AIM: From the listing below, extract each entry exactly as written, minus the images.

^^^^^^^^

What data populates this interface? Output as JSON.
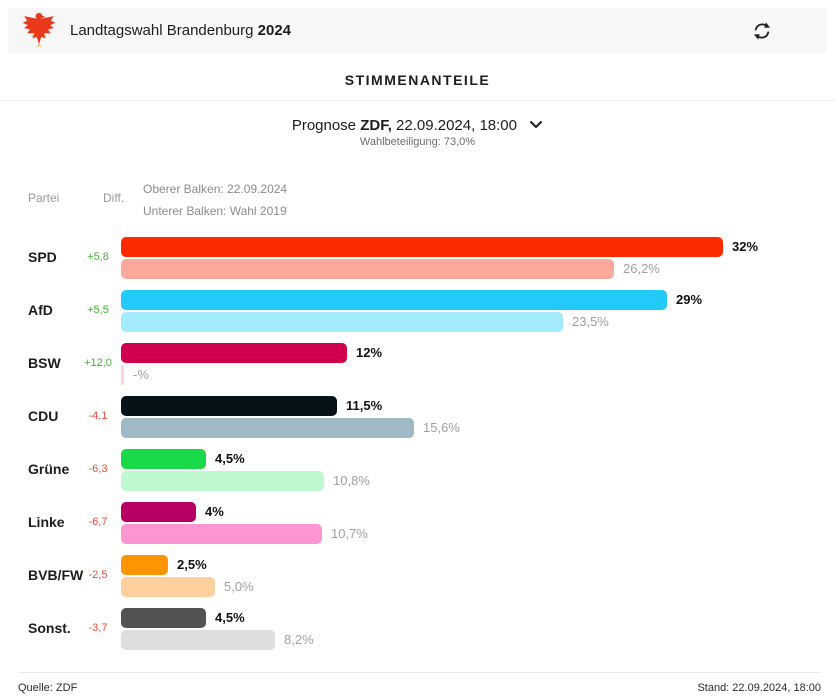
{
  "header": {
    "title_regular": "Landtagswahl Brandenburg ",
    "title_bold": "2024",
    "logo": "brandenburg-eagle",
    "refresh_icon": "refresh"
  },
  "section_title": "STIMMENANTEILE",
  "prognose": {
    "prefix": "Prognose ",
    "source_bold": "ZDF,",
    "datetime": " 22.09.2024, 18:00",
    "turnout": "Wahlbeteiligung: 73,0%"
  },
  "table_headers": {
    "party": "Partei",
    "diff": "Diff."
  },
  "legend": {
    "upper": "Oberer Balken: 22.09.2024",
    "lower": "Unterer Balken: Wahl 2019"
  },
  "colors": {
    "diff_positive": "#44b234",
    "diff_negative": "#ea4b3c",
    "header_bg": "#f7f7f7",
    "eagle_red": "#e8391d"
  },
  "chart_data": {
    "type": "bar",
    "orientation": "horizontal",
    "title": "Stimmenanteile",
    "series_labels": [
      "22.09.2024 (Prognose)",
      "Wahl 2019"
    ],
    "max_percent": 32,
    "xlim": [
      0,
      32
    ],
    "rows": [
      {
        "party": "SPD",
        "diff": "+5,8",
        "current": 32,
        "current_label": "32%",
        "previous": 26.2,
        "previous_label": "26,2%",
        "color": "#fe2b01",
        "color_light": "#fca99c"
      },
      {
        "party": "AfD",
        "diff": "+5,5",
        "current": 29,
        "current_label": "29%",
        "previous": 23.5,
        "previous_label": "23,5%",
        "color": "#22c9fb",
        "color_light": "#a3eafc"
      },
      {
        "party": "BSW",
        "diff": "+12,0",
        "current": 12,
        "current_label": "12%",
        "previous": null,
        "previous_label": "-%",
        "color": "#d0004f",
        "color_light": "#f9d3de"
      },
      {
        "party": "CDU",
        "diff": "-4,1",
        "current": 11.5,
        "current_label": "11,5%",
        "previous": 15.6,
        "previous_label": "15,6%",
        "color": "#071118",
        "color_light": "#9fb9c5"
      },
      {
        "party": "Grüne",
        "diff": "-6,3",
        "current": 4.5,
        "current_label": "4,5%",
        "previous": 10.8,
        "previous_label": "10,8%",
        "color": "#19d948",
        "color_light": "#bdf8d1"
      },
      {
        "party": "Linke",
        "diff": "-6,7",
        "current": 4,
        "current_label": "4%",
        "previous": 10.7,
        "previous_label": "10,7%",
        "color": "#b80064",
        "color_light": "#fe95d3"
      },
      {
        "party": "BVB/FW",
        "diff": "-2,5",
        "current": 2.5,
        "current_label": "2,5%",
        "previous": 5.0,
        "previous_label": "5,0%",
        "color": "#fd9501",
        "color_light": "#fdd09e"
      },
      {
        "party": "Sonst.",
        "diff": "-3,7",
        "current": 4.5,
        "current_label": "4,5%",
        "previous": 8.2,
        "previous_label": "8,2%",
        "color": "#545354",
        "color_light": "#dedede"
      }
    ]
  },
  "footer": {
    "source": "Quelle: ZDF",
    "stand": "Stand: 22.09.2024, 18:00"
  }
}
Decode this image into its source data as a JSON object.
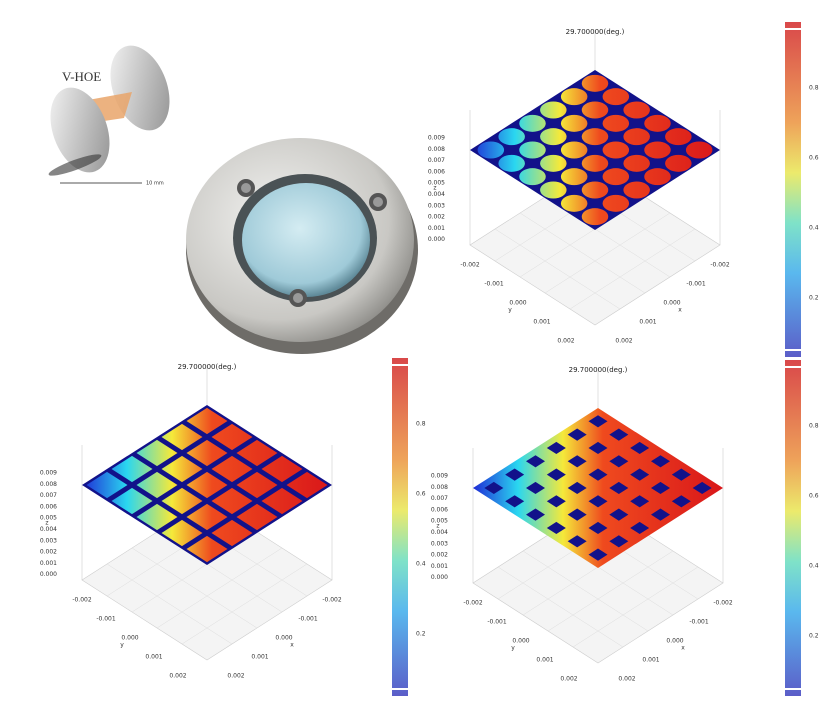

^^^^^^^^

ANSWER TO THIS EXERCISE:
What data populates this interface? Output as JSON.
{
  "header": {
    "title_regular": "Landtagswahl Brandenburg ",
    "title_bold": "2024",
    "logo": "brandenburg-eagle",
    "refresh_icon": "refresh"
  },
  "section_title": "STIMMENANTEILE",
  "prognose": {
    "prefix": "Prognose ",
    "source_bold": "ZDF,",
    "datetime": " 22.09.2024, 18:00",
    "turnout": "Wahlbeteiligung: 73,0%"
  },
  "table_headers": {
    "party": "Partei",
    "diff": "Diff."
  },
  "legend": {
    "upper": "Oberer Balken: 22.09.2024",
    "lower": "Unterer Balken: Wahl 2019"
  },
  "colors": {
    "diff_positive": "#44b234",
    "diff_negative": "#ea4b3c",
    "header_bg": "#f7f7f7",
    "eagle_red": "#e8391d"
  },
  "chart_data": {
    "type": "bar",
    "orientation": "horizontal",
    "title": "Stimmenanteile",
    "series_labels": [
      "22.09.2024 (Prognose)",
      "Wahl 2019"
    ],
    "max_percent": 32,
    "xlim": [
      0,
      32
    ],
    "rows": [
      {
        "party": "SPD",
        "diff": "+5,8",
        "current": 32,
        "current_label": "32%",
        "previous": 26.2,
        "previous_label": "26,2%",
        "color": "#fe2b01",
        "color_light": "#fca99c"
      },
      {
        "party": "AfD",
        "diff": "+5,5",
        "current": 29,
        "current_label": "29%",
        "previous": 23.5,
        "previous_label": "23,5%",
        "color": "#22c9fb",
        "color_light": "#a3eafc"
      },
      {
        "party": "BSW",
        "diff": "+12,0",
        "current": 12,
        "current_label": "12%",
        "previous": null,
        "previous_label": "-%",
        "color": "#d0004f",
        "color_light": "#f9d3de"
      },
      {
        "party": "CDU",
        "diff": "-4,1",
        "current": 11.5,
        "current_label": "11,5%",
        "previous": 15.6,
        "previous_label": "15,6%",
        "color": "#071118",
        "color_light": "#9fb9c5"
      },
      {
        "party": "Grüne",
        "diff": "-6,3",
        "current": 4.5,
        "current_label": "4,5%",
        "previous": 10.8,
        "previous_label": "10,8%",
        "color": "#19d948",
        "color_light": "#bdf8d1"
      },
      {
        "party": "Linke",
        "diff": "-6,7",
        "current": 4,
        "current_label": "4%",
        "previous": 10.7,
        "previous_label": "10,7%",
        "color": "#b80064",
        "color_light": "#fe95d3"
      },
      {
        "party": "BVB/FW",
        "diff": "-2,5",
        "current": 2.5,
        "current_label": "2,5%",
        "previous": 5.0,
        "previous_label": "5,0%",
        "color": "#fd9501",
        "color_light": "#fdd09e"
      },
      {
        "party": "Sonst.",
        "diff": "-3,7",
        "current": 4.5,
        "current_label": "4,5%",
        "previous": 8.2,
        "previous_label": "8,2%",
        "color": "#545354",
        "color_light": "#dedede"
      }
    ]
  },
  "footer": {
    "source": "Quelle: ZDF",
    "stand": "Stand: 22.09.2024, 18:00"
  }
}
Decode this image into its source data as a JSON object.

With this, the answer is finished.